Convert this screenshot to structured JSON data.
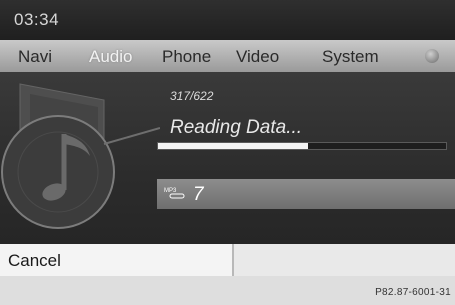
{
  "status_bar": {
    "clock": "03:34"
  },
  "menu": {
    "items": [
      {
        "label": "Navi",
        "selected": false
      },
      {
        "label": "Audio",
        "selected": true
      },
      {
        "label": "Phone",
        "selected": false
      },
      {
        "label": "Video",
        "selected": false
      },
      {
        "label": "System",
        "selected": false
      }
    ],
    "options_icon": "round-menu-dot-icon"
  },
  "content": {
    "track_count": "317/622",
    "status_text": "Reading Data...",
    "progress_fraction": 0.52,
    "track_icon": "mp3-icon",
    "track_number": "7",
    "graphic_icon": "music-note-cd-icon"
  },
  "bottom_bar": {
    "cancel_label": "Cancel"
  },
  "footer": {
    "figure_code": "P82.87-6001-31"
  },
  "colors": {
    "progress_fill": "#f4f4f4",
    "menu_bar": "#b0b0b0",
    "background": "#2b2b2b"
  }
}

- - - - - - -

Goal of the exercise: Leave out all pictures, then copy the remaining material exactly.

Task output:
Convert this screenshot to structured JSON data.
{
  "status_bar": {
    "clock": "03:34"
  },
  "menu": {
    "items": [
      {
        "label": "Navi",
        "selected": false
      },
      {
        "label": "Audio",
        "selected": true
      },
      {
        "label": "Phone",
        "selected": false
      },
      {
        "label": "Video",
        "selected": false
      },
      {
        "label": "System",
        "selected": false
      }
    ],
    "options_icon": "round-menu-dot-icon"
  },
  "content": {
    "track_count": "317/622",
    "status_text": "Reading Data...",
    "progress_fraction": 0.52,
    "track_icon": "mp3-icon",
    "track_number": "7",
    "graphic_icon": "music-note-cd-icon"
  },
  "bottom_bar": {
    "cancel_label": "Cancel"
  },
  "footer": {
    "figure_code": "P82.87-6001-31"
  },
  "colors": {
    "progress_fill": "#f4f4f4",
    "menu_bar": "#b0b0b0",
    "background": "#2b2b2b"
  }
}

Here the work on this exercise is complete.